CONSEGNA 1:
Elenca tutte le pronunce giurisprudenziali citate nel brano sulla Convenzione europea dei diritti dell'uomo, riportando gli estremi così come compaiono tra parentesi.
CONSEGNA 2:
Riprendi il brano sulla Convenzione europea dei diritti dell'uomo dal punto in cui si ferma.

BRANO PROPOSTO:
+===+
3.- Di vero, la primazia della
Convenzione sul diritto comune non è fine a se stessa,
perché, anche se ritenute - le norme convenzionali -
come norme interposte e, quindi, formalmente
appartenenti all'ordinamento interno, le stesse vengono
ad arricchire quell'ordine pubblico italiano che
costituisce il limite invalicabile di ogni atto (
normativo o amministrativo o giudiziario) interno, che è
supremo principio costituzionale (Corte cost. n. 18/82,
in motivazione).
Ed è proprio la quasi identità dei
beni protetti dalla Convenzione con quelli tutelati e
garantiti dalla Costituzione che contribuisce a
qualificare, congiuntamente alla loro validità (anche
formale) interna, come costitutivi elementi dell'ordine
pubblico italiano le norme della Convenzione, che
abbiano ad oggetto esigenze o diritti, la cui tutela
viene rivendicata dalla Corte di Strasburgo, considerato
che il parametro costituzionale dei singoli Stati
aderenti è pur sempre il livello minimo e non massimo né
medio di tutela, come ormai è acquisito alla coscienza
giuridica.
4. Quanto fino ad ora considerato
in tema di norme convenzionali materiali non esclude,
però, di affrontare la problematica degli effetti
nell'ambito interno delle sentenze della Corte Europea
dei diritti dell'uomo.
In merito a ciò rileva il Collegio:
1) le sentenze della Corte di
Strasburgo, pur avendo natura dichiarativa, una volta
divenute definitive ex art. 44 della Convenzione,
consentono di attribuire alla vittima della accertata
violazione del diritto protetto dalla Convenzione una
somma a titolo di risarcimento dei danni morali e
materiali o di riconoscere alla stessa una somma come
equa soddisfazione, come è accaduto nel caso in esame;
2) in quanto definitive queste
sentenze sono precettive (Cass. S.U., 23 dicembre 2005
n.28507) alla pari delle norme materiali convenzionali,
la cui applicazione non può discostarsi
dall'interpretazione che della norma stessa ha dato il
giudice Europeo (Cass. I sez. pen. 25 gennaio 2007
n.2800, PM in proc. Dorigo).
+===+
VOCI FORNITE:
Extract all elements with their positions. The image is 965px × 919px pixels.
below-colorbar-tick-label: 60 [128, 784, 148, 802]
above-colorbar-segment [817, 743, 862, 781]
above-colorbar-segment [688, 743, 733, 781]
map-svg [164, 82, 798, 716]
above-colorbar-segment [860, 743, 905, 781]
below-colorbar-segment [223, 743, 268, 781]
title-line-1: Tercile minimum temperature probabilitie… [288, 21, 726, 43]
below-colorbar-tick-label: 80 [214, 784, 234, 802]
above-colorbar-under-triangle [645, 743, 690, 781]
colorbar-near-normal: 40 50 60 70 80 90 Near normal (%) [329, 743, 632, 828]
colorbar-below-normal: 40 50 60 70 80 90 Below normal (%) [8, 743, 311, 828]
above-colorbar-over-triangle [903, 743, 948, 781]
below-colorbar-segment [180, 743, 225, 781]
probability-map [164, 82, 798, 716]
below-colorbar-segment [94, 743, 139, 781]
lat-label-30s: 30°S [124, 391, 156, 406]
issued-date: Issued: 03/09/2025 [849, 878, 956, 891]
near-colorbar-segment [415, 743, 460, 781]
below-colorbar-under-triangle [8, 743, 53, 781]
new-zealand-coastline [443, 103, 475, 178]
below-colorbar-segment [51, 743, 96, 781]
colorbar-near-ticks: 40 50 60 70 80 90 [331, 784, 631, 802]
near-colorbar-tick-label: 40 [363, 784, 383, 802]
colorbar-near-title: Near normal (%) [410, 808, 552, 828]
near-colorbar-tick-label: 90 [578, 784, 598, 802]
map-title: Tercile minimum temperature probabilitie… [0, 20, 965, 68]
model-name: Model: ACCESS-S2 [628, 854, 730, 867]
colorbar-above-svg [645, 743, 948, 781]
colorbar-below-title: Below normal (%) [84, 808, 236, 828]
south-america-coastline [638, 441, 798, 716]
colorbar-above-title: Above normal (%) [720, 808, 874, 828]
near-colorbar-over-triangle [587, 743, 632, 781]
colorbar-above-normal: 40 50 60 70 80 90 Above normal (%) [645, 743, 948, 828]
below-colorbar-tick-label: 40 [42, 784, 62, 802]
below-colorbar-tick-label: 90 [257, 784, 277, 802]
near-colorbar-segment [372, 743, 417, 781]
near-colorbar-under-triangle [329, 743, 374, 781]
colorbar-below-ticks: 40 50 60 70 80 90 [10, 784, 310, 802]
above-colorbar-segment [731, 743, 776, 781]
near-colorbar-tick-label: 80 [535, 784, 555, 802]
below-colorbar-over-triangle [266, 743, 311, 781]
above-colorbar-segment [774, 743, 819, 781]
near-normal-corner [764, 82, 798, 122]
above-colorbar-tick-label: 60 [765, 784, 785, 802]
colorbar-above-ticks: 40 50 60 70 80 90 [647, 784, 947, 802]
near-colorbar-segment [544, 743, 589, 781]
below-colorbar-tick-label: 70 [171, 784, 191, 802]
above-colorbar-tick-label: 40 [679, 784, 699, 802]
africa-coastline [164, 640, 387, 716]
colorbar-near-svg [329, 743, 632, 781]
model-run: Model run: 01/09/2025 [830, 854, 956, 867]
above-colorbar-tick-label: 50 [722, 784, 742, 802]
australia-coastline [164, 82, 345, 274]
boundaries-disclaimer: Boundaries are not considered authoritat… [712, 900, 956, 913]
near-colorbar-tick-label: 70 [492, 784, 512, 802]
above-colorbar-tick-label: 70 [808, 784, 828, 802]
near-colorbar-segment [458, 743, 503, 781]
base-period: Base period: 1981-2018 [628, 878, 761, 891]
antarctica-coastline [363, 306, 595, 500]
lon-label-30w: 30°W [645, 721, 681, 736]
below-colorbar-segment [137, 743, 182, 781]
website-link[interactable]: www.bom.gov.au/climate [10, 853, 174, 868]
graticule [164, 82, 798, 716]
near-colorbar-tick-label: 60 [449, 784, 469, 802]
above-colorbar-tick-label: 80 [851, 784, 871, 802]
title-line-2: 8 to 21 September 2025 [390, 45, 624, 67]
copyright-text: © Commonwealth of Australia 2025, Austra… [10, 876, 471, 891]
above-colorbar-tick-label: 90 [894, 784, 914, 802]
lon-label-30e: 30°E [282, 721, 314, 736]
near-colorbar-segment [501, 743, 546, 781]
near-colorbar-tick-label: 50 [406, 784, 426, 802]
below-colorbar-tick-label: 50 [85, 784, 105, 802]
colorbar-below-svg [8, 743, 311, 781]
+===+
RISULTATO 1:
- Corte cost. n. 18/82
- Cass. S.U., 23 dicembre 2005 n.28507
- Cass. I sez. pen. 25 gennaio 2007 n.2800, PM in proc. Dorigo

RISULTATO 2:
5. Pertanto, va affermato che:
a) il giudice interno, il quale ha
la materiale disponibilità di incidere sulla fattispecie
concreta, non può ignorare o svuotare di contenuto il
decisum definitivo della Corte Europea, anche se si
tratta di condanna dello Stato a titolo di equa
soddisfazione, per la quale non vi è bisogno di alcun
exequatur e di fronte alla quale lo Stato non ha altra
scelta se non quella di pagare, come di fatto accade;
b) la decisione definitiva ha
nell'ambito interno, e in relazione al procedimento,
valore assimilabile al giudicato formale, ovvero vale
solo per il procedimento in corso ed, in quanto tale, ha
ovvia ricaduta sulla situazione che in simile ipotesi il
giudice è chiamato ad affrontare, in quanto presupposto
logico-giuridico delle relative problematiche che quel
giudice è chiamato a risolvere.
6. - Alla luce di questa
impostazione, e venendo al caso in esame, va osservato
quanto segue.
6.1. - In punto di fatto si evince
dalla sentenza della Corte Europea del 3 giugno 2004,
divenuta definitiva il 10 novembre 2004, che il D.J. ha
inoltrato un ricorso alla Corte di Strasburgo iscritto
al n. 73936/01 contro la Repubblica Italiana il 17
gennaio 2001, allegando che la immunità riconosciuta al
F. , come senatore, aveva violato il suo diritto di
accesso ad un tribunale.
Il procedimento penale da lui
intentato contro il F. era stato definito dalla Corte di
cassazione con sentenza del 27 luglio 2000 con
declaratoria di inammissibilità.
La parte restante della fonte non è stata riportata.